§ **Data supplied**
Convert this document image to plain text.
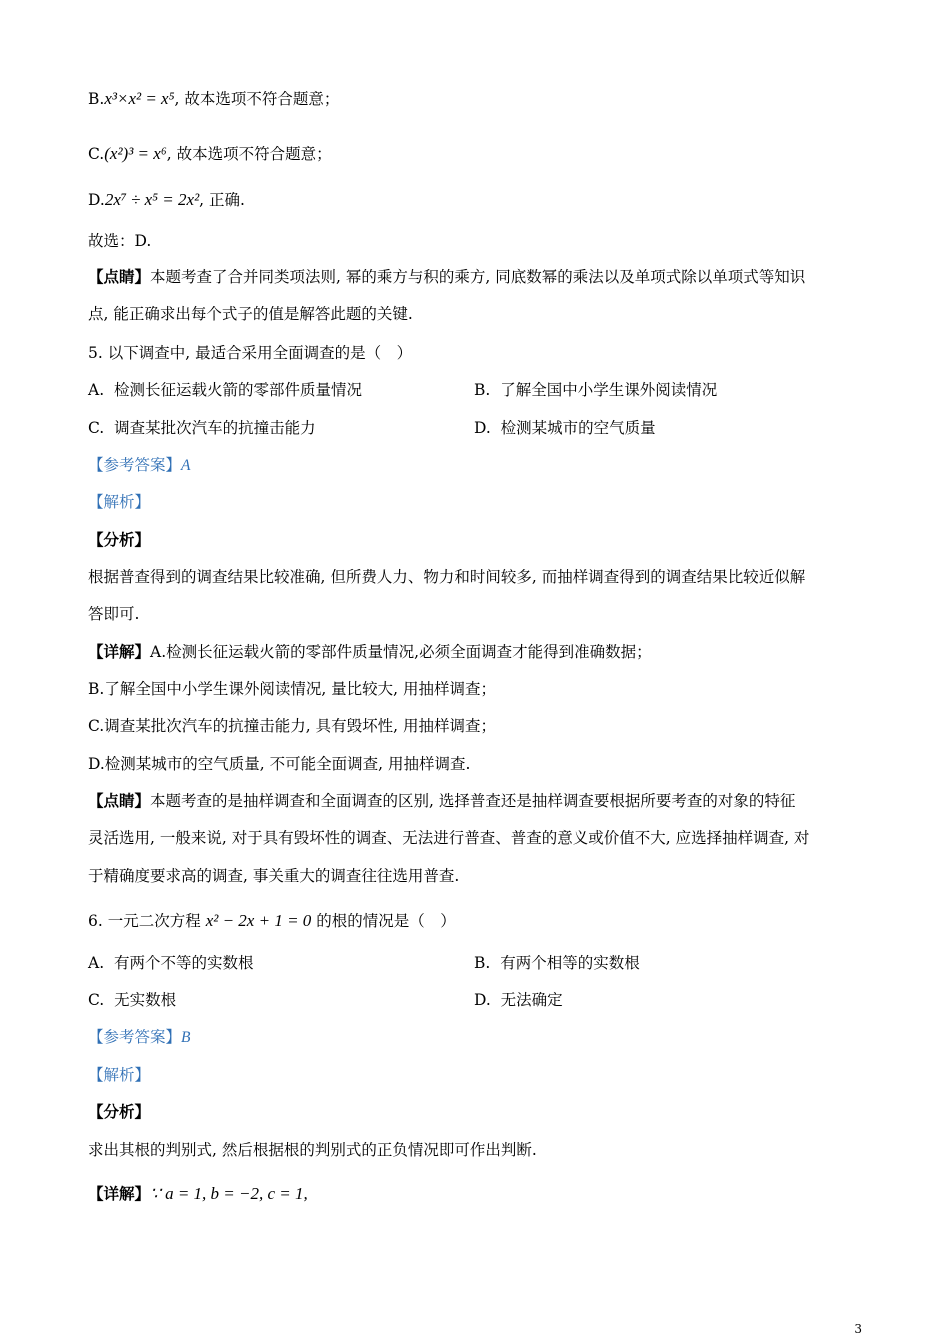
B.x³×x² = x⁵, 故本选项不符合题意；
C.(x²)³ = x⁶, 故本选项不符合题意；
D.2x⁷ ÷ x⁵ = 2x², 正确.
故选：D.
【点睛】本题考查了合并同类项法则, 幂的乘方与积的乘方, 同底数幂的乘法以及单项式除以单项式等知识
点, 能正确求出每个式子的值是解答此题的关键.
5. 以下调查中, 最适合采用全面调查的是（　）
A. 检测长征运载火箭的零部件质量情况	B. 了解全国中小学生课外阅读情况
C. 调查某批次汽车的抗撞击能力	D. 检测某城市的空气质量
【参考答案】A
【解析】
【分析】
根据普查得到的调查结果比较准确, 但所费人力、物力和时间较多, 而抽样调查得到的调查结果比较近似解
答即可.
【详解】A.检测长征运载火箭的零部件质量情况,必须全面调查才能得到准确数据；
B.了解全国中小学生课外阅读情况, 量比较大, 用抽样调查；
C.调查某批次汽车的抗撞击能力, 具有毁坏性, 用抽样调查；
D.检测某城市的空气质量, 不可能全面调查, 用抽样调查.
【点睛】本题考查的是抽样调查和全面调查的区别, 选择普查还是抽样调查要根据所要考查的对象的特征
灵活选用, 一般来说, 对于具有毁坏性的调查、无法进行普查、普查的意义或价值不大, 应选择抽样调查, 对
于精确度要求高的调查, 事关重大的调查往往选用普查.
6. 一元二次方程 x² − 2x + 1 = 0 的根的情况是（　）
A. 有两个不等的实数根	B. 有两个相等的实数根
C. 无实数根	D. 无法确定
【参考答案】B
【解析】
【分析】
求出其根的判别式, 然后根据根的判别式的正负情况即可作出判断.
【详解】∵ a = 1, b = −2, c = 1,
3
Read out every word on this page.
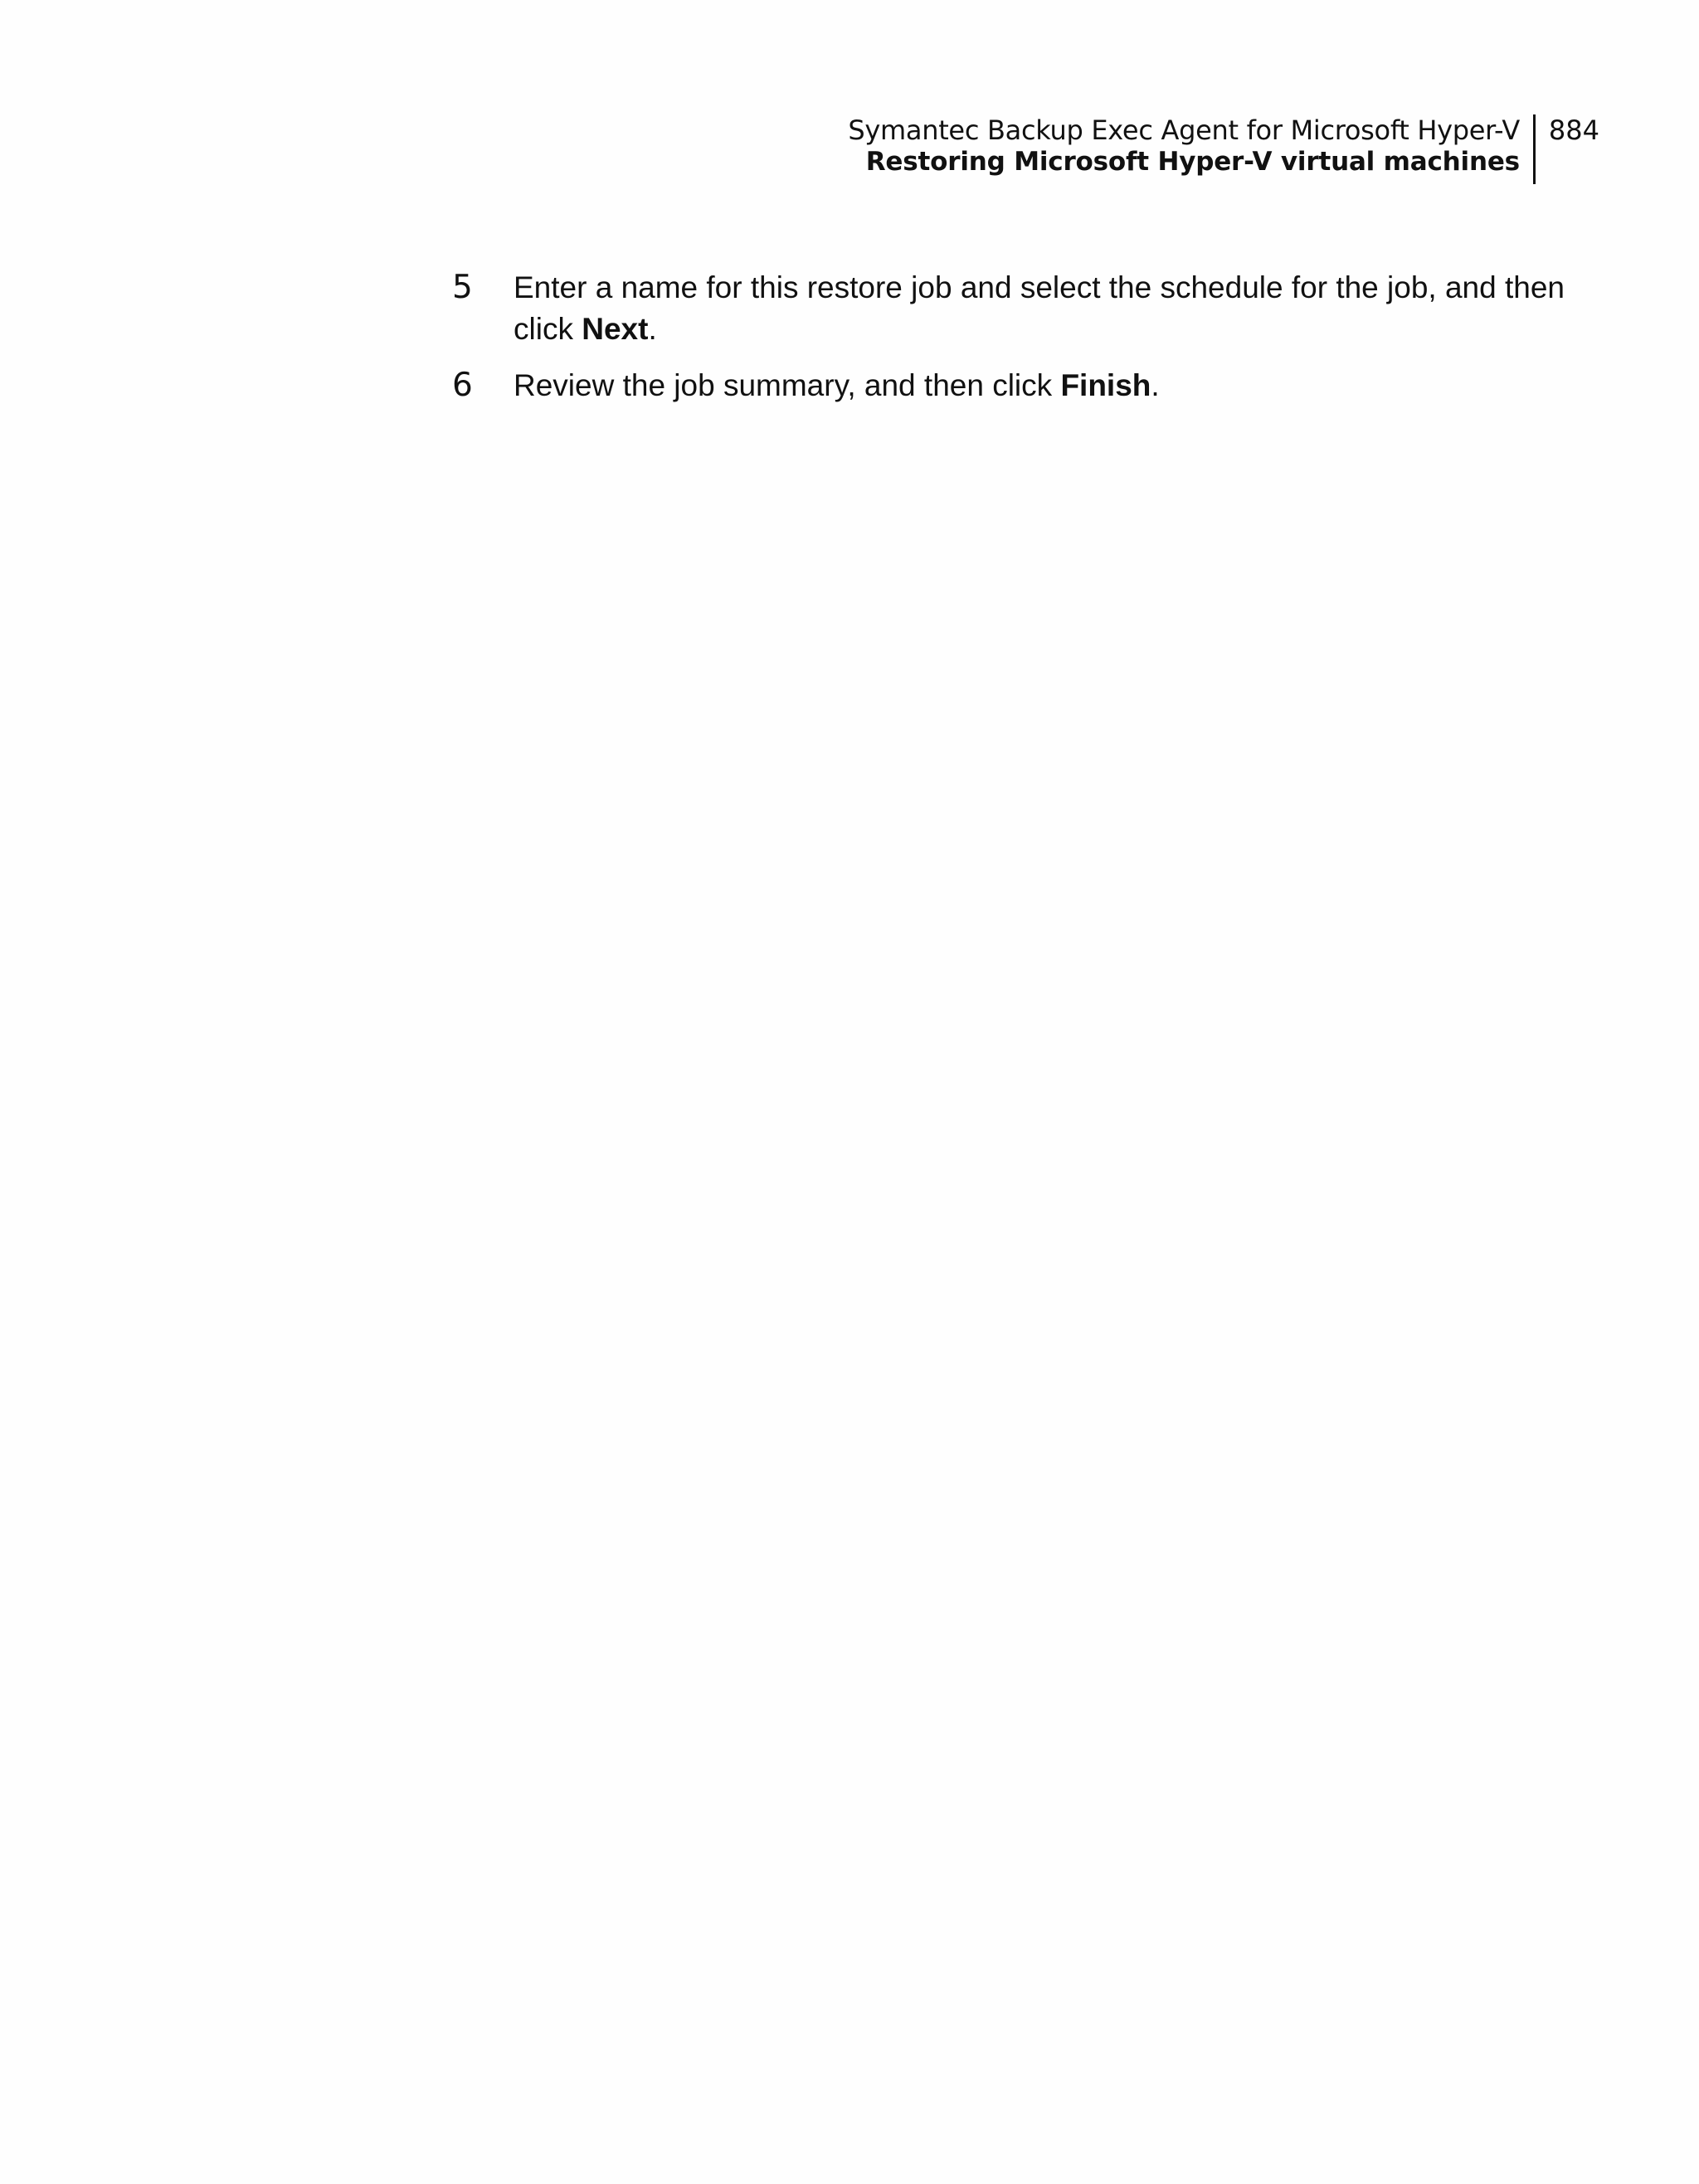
Symantec Backup Exec Agent for Microsoft Hyper-V
Restoring Microsoft Hyper-V virtual machines
884
5	Enter a name for this restore job and select the schedule for the job, and then click Next.
6	Review the job summary, and then click Finish.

§ **What the task requires**
Repeat the listing in full and exactly. Leave any pictures out.

§ **Full answer**
Convert this document image to plain text.
B.x³×x² = x⁵, 故本选项不符合题意；
C.(x²)³ = x⁶, 故本选项不符合题意；
D.2x⁷ ÷ x⁵ = 2x², 正确.
故选：D.
【点睛】本题考查了合并同类项法则, 幂的乘方与积的乘方, 同底数幂的乘法以及单项式除以单项式等知识
点, 能正确求出每个式子的值是解答此题的关键.
5. 以下调查中, 最适合采用全面调查的是（　）
A. 检测长征运载火箭的零部件质量情况	B. 了解全国中小学生课外阅读情况
C. 调查某批次汽车的抗撞击能力	D. 检测某城市的空气质量
【参考答案】A
【解析】
【分析】
根据普查得到的调查结果比较准确, 但所费人力、物力和时间较多, 而抽样调查得到的调查结果比较近似解
答即可.
【详解】A.检测长征运载火箭的零部件质量情况,必须全面调查才能得到准确数据；
B.了解全国中小学生课外阅读情况, 量比较大, 用抽样调查；
C.调查某批次汽车的抗撞击能力, 具有毁坏性, 用抽样调查；
D.检测某城市的空气质量, 不可能全面调查, 用抽样调查.
【点睛】本题考查的是抽样调查和全面调查的区别, 选择普查还是抽样调查要根据所要考查的对象的特征
灵活选用, 一般来说, 对于具有毁坏性的调查、无法进行普查、普查的意义或价值不大, 应选择抽样调查, 对
于精确度要求高的调查, 事关重大的调查往往选用普查.
6. 一元二次方程 x² − 2x + 1 = 0 的根的情况是（　）
A. 有两个不等的实数根	B. 有两个相等的实数根
C. 无实数根	D. 无法确定
【参考答案】B
【解析】
【分析】
求出其根的判别式, 然后根据根的判别式的正负情况即可作出判断.
【详解】∵ a = 1, b = −2, c = 1,
3
Read out every word on this page.
Symantec Backup Exec Agent for Microsoft Hyper-V
Restoring Microsoft Hyper-V virtual machines
884
5	Enter a name for this restore job and select the schedule for the job, and then click Next.
6	Review the job summary, and then click Finish.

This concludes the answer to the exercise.